━━━ Material for the task

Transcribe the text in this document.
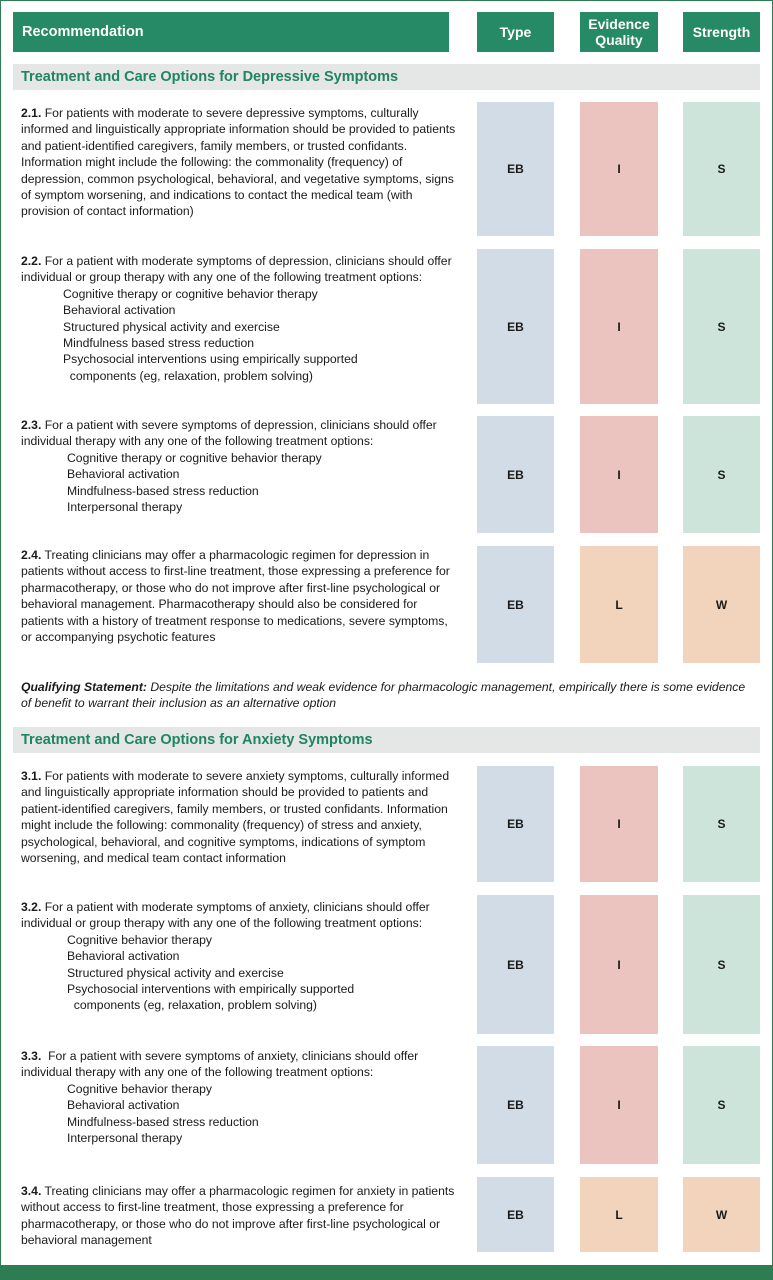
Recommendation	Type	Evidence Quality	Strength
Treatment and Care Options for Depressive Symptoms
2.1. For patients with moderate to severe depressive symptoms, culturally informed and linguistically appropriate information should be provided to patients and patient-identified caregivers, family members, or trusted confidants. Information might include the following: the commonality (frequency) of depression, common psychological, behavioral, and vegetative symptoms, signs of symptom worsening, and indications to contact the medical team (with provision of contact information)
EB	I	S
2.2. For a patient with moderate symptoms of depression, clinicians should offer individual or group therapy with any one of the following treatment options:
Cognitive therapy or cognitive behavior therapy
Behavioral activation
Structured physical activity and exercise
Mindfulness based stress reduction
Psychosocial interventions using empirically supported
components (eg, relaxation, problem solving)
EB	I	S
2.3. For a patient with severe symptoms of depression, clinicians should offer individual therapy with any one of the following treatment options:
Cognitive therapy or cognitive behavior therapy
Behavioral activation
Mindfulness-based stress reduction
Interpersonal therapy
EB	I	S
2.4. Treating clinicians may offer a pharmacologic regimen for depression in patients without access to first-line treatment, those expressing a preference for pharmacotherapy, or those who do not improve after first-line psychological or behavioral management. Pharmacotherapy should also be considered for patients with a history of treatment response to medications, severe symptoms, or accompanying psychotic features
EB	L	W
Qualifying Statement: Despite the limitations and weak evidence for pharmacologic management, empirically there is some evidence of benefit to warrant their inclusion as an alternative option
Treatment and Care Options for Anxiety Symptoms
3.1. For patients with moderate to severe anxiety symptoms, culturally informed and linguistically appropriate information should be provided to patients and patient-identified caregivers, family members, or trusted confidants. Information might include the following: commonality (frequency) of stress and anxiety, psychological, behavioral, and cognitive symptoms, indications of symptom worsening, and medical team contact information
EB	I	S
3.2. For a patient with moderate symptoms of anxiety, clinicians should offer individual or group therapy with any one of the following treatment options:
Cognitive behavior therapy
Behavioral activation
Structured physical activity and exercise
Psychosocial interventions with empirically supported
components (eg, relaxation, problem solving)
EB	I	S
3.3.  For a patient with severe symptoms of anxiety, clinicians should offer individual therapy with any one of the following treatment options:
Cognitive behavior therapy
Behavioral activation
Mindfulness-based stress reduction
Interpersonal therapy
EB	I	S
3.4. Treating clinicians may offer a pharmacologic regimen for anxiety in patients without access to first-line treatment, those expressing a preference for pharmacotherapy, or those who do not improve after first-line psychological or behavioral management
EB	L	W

━━━━━━

Task objective: Using the records above, select and copy every line that has the word "group".

Problem solution:
2.2. For a patient with moderate symptoms of depression, clinicians should offer individual or group therapy with any one of the following treatment options:
3.2. For a patient with moderate symptoms of anxiety, clinicians should offer individual or group therapy with any one of the following treatment options:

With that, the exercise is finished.